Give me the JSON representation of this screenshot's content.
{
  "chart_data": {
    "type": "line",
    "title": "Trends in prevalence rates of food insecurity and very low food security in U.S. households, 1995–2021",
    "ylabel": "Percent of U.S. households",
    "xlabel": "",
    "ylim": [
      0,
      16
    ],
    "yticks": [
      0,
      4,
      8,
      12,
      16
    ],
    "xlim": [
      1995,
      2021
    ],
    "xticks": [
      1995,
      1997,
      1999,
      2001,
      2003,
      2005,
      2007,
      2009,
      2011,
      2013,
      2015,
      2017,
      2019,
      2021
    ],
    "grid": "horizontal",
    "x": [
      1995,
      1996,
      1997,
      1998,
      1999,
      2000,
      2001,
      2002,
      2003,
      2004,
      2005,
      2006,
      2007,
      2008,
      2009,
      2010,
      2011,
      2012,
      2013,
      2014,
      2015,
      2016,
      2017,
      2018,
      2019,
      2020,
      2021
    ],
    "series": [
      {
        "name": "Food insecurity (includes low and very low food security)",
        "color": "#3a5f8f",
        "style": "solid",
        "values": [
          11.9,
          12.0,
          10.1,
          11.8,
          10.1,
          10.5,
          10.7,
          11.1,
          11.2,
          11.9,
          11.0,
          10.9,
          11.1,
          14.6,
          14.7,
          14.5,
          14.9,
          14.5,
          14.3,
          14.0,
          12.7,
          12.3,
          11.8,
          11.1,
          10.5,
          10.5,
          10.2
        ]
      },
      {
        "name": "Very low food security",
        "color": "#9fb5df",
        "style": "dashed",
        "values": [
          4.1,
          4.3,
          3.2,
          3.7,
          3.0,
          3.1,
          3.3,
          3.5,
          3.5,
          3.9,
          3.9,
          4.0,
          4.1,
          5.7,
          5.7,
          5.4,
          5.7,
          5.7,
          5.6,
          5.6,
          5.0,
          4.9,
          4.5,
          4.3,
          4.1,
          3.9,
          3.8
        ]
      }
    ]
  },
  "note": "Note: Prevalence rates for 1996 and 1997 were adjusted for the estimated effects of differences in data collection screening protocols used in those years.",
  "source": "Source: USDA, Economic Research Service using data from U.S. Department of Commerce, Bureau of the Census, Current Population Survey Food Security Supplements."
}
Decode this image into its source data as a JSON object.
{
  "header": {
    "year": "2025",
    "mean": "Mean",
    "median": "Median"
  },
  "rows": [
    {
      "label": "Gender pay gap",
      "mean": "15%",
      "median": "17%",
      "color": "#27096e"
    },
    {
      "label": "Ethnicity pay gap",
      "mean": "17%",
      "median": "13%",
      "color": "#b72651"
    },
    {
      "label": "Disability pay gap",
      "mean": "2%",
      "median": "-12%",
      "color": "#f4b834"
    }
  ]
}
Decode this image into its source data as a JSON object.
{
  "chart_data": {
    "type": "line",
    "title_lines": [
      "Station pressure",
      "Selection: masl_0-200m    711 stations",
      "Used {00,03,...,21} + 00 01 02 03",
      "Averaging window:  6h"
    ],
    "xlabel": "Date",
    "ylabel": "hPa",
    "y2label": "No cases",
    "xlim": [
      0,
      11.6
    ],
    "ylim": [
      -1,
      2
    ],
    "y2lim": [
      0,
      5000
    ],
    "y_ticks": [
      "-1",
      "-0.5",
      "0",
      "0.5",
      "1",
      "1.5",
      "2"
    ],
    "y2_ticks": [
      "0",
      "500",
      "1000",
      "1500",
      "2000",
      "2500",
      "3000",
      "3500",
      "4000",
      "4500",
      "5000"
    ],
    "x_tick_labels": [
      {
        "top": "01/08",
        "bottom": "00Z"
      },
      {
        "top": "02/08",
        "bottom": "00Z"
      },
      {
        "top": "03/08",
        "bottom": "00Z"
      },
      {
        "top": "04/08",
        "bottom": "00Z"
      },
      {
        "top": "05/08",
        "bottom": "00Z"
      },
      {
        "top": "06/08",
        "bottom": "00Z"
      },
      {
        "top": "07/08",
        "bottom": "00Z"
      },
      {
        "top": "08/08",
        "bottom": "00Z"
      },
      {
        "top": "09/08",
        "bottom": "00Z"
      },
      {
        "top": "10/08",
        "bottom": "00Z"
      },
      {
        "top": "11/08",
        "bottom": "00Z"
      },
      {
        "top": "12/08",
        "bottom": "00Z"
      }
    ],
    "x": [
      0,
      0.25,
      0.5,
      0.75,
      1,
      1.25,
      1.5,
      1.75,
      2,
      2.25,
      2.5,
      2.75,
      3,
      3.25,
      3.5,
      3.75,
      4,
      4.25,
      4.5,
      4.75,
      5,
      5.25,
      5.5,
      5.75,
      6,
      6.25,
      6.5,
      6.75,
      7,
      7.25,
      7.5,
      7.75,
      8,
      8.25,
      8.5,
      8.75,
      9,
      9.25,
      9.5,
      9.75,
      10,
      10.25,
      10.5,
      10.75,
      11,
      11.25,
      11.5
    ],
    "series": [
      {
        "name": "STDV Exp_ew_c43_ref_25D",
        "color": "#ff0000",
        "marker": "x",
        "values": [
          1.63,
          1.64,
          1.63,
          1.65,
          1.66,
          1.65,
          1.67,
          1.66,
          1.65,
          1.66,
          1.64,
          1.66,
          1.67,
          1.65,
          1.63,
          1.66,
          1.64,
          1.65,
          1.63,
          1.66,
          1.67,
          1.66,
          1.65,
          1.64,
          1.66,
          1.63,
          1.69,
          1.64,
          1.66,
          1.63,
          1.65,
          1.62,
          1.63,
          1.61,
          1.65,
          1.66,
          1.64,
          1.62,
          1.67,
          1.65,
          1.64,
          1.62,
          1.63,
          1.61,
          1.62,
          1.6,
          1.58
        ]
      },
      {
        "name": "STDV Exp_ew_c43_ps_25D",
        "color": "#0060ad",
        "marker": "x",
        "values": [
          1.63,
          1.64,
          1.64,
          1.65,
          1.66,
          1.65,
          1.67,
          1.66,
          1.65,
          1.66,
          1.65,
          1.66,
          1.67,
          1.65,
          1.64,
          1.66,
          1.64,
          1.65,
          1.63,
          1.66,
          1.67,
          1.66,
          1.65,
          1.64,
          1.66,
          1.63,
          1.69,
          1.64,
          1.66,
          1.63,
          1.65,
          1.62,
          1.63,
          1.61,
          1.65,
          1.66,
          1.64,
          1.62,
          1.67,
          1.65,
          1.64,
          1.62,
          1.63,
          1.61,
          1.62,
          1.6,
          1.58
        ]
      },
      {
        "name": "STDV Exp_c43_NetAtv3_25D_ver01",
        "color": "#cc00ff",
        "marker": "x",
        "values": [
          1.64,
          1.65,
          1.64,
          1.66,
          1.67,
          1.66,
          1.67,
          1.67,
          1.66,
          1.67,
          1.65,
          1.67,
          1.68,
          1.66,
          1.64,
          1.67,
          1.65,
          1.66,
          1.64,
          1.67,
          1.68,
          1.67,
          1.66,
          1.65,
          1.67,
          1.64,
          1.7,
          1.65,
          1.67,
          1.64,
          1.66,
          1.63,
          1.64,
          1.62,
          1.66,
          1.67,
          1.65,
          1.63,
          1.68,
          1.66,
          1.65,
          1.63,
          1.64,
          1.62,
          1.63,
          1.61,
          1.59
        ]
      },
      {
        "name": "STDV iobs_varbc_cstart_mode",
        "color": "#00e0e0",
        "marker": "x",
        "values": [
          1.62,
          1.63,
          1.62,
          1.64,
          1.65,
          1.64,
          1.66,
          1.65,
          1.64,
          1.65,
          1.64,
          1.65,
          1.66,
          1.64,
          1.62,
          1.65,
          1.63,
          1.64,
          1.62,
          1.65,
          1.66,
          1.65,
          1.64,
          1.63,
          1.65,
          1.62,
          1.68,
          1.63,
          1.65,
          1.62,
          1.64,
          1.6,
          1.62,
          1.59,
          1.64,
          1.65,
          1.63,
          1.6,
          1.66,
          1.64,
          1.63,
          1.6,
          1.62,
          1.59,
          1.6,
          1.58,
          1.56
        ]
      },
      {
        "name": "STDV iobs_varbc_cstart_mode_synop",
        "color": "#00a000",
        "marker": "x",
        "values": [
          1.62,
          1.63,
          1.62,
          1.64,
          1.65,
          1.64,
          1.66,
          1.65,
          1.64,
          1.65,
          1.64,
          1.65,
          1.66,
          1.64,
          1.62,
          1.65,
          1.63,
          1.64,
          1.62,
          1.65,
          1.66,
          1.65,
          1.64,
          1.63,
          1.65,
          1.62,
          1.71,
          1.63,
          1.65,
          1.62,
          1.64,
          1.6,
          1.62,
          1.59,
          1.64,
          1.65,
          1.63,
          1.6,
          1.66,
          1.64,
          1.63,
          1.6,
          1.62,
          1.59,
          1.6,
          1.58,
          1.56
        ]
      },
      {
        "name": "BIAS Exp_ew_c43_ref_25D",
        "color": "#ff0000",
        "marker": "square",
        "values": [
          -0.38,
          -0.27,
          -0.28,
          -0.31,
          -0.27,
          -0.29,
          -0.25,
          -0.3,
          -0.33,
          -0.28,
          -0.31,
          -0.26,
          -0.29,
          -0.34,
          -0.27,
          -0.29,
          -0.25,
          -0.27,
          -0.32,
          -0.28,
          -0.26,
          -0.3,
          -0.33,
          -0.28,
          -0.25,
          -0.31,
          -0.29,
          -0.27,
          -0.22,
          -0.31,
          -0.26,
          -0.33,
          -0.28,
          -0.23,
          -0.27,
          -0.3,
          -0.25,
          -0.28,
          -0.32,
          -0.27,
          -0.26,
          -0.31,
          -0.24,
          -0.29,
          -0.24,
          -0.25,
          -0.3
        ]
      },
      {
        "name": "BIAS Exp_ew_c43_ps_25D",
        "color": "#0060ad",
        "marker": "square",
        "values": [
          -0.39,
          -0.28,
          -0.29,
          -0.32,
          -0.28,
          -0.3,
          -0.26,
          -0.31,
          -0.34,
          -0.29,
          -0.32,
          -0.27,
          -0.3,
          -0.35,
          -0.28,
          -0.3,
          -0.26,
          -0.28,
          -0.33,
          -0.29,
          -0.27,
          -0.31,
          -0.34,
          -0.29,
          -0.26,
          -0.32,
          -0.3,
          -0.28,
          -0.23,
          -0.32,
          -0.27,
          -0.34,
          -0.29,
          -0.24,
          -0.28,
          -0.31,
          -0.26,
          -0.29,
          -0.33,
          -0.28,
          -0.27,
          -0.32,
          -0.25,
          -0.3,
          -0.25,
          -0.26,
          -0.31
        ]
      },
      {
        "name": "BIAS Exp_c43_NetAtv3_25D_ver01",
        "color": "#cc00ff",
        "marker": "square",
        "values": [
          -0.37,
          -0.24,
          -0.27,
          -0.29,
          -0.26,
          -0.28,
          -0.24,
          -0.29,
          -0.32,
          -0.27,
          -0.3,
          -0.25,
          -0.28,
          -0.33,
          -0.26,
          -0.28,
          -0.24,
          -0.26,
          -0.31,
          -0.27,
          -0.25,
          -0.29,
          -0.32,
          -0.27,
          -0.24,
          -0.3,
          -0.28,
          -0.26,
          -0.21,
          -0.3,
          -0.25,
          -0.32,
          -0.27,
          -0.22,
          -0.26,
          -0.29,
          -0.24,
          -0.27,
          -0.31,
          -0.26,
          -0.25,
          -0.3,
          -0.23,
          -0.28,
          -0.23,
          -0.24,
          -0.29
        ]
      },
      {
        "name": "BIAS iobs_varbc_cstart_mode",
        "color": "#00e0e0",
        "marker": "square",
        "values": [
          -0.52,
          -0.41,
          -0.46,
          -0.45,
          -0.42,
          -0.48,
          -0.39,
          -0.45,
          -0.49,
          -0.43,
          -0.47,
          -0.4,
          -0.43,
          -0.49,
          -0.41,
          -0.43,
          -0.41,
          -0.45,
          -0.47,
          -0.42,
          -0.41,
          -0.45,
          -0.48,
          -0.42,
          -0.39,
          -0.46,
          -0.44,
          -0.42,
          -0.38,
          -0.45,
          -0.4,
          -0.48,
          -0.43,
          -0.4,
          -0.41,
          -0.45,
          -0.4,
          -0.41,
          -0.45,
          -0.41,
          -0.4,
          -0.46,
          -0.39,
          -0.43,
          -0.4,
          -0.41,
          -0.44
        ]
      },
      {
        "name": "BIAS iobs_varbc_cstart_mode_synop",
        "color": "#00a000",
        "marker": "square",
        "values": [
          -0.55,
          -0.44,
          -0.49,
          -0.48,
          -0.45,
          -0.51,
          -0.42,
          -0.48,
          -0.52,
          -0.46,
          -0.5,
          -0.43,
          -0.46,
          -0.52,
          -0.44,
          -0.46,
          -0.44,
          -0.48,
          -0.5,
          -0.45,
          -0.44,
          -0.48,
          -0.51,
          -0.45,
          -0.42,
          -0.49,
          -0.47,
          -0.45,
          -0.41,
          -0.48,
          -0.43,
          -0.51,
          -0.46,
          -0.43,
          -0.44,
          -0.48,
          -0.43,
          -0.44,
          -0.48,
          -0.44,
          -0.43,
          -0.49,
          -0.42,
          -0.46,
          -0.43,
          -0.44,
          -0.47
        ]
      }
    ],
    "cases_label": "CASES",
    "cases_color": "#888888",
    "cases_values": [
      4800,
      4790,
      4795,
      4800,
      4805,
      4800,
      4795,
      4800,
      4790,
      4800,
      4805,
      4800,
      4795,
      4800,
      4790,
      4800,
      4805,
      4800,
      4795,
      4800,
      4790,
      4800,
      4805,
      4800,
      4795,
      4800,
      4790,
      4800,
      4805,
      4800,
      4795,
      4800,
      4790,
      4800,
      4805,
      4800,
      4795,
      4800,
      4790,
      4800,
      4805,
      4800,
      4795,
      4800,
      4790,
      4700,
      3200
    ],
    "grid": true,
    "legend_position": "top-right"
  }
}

____________________

* **Problem to work on**:
Determine how many lines include the string "median". Give no answer but the number.

* **Result for this task**:
4